Short exercise: Extract the listing below in full, unchanged.

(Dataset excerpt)
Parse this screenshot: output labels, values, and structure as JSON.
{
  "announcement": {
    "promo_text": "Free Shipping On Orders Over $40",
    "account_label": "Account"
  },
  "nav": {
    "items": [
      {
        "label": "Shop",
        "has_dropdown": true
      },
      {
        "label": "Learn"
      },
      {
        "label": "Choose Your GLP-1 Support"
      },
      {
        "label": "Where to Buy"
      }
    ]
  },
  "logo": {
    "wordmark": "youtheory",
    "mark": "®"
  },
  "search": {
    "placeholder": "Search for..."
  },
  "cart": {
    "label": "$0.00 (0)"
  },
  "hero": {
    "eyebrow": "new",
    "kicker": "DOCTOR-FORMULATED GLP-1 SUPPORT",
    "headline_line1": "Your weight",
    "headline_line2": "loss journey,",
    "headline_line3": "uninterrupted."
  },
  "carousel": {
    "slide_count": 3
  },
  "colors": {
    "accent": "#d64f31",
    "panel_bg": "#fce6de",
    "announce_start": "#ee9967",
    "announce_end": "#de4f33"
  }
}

Answer for the task:
Parse this screenshot: output labels, values, and structure as JSON.
{
  "announcement": {
    "promo_text": "Free Shipping On Orders Over $40",
    "account_label": "Account"
  },
  "nav": {
    "items": [
      {
        "label": "Shop",
        "has_dropdown": true
      },
      {
        "label": "Learn"
      },
      {
        "label": "Choose Your GLP-1 Support"
      },
      {
        "label": "Where to Buy"
      }
    ]
  },
  "logo": {
    "wordmark": "youtheory",
    "mark": "®"
  },
  "search": {
    "placeholder": "Search for..."
  },
  "cart": {
    "label": "$0.00 (0)"
  },
  "hero": {
    "eyebrow": "new",
    "kicker": "DOCTOR-FORMULATED GLP-1 SUPPORT",
    "headline_line1": "Your weight",
    "headline_line2": "loss journey,",
    "headline_line3": "uninterrupted."
  },
  "carousel": {
    "slide_count": 3
  },
  "colors": {
    "accent": "#d64f31",
    "panel_bg": "#fce6de",
    "announce_start": "#ee9967",
    "announce_end": "#de4f33"
  }
}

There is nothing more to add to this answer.